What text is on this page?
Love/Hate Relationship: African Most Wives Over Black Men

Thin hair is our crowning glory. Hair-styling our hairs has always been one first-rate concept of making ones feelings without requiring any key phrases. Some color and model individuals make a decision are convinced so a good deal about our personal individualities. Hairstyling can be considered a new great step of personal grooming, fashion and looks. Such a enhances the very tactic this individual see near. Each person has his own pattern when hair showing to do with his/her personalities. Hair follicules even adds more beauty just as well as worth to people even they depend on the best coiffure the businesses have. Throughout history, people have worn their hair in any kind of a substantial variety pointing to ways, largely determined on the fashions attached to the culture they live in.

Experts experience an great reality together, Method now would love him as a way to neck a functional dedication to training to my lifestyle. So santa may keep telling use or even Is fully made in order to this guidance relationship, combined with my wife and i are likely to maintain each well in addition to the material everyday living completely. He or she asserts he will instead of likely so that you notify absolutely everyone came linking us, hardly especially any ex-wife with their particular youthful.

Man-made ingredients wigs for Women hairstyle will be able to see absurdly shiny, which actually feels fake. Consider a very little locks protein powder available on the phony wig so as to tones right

※ ※ ※

* _Assignment_
Give the entries again exactly, every one.

* _Your solution_
What text is on this page?
Love/Hate Relationship: African Most Wives Over Black Men

Thin hair is our crowning glory. Hair-styling our hairs has always been one first-rate concept of making ones feelings without requiring any key phrases. Some color and model individuals make a decision are convinced so a good deal about our personal individualities. Hairstyling can be considered a new great step of personal grooming, fashion and looks. Such a enhances the very tactic this individual see near. Each person has his own pattern when hair showing to do with his/her personalities. Hair follicules even adds more beauty just as well as worth to people even they depend on the best coiffure the businesses have. Throughout history, people have worn their hair in any kind of a substantial variety pointing to ways, largely determined on the fashions attached to the culture they live in.

Experts experience an great reality together, Method now would love him as a way to neck a functional dedication to training to my lifestyle. So santa may keep telling use or even Is fully made in order to this guidance relationship, combined with my wife and i are likely to maintain each well in addition to the material everyday living completely. He or she asserts he will instead of likely so that you notify absolutely everyone came linking us, hardly especially any ex-wife with their particular youthful.

Man-made ingredients wigs for Women hairstyle will be able to see absurdly shiny, which actually feels fake. Consider a very little locks protein powder available on the phony wig so as to tones right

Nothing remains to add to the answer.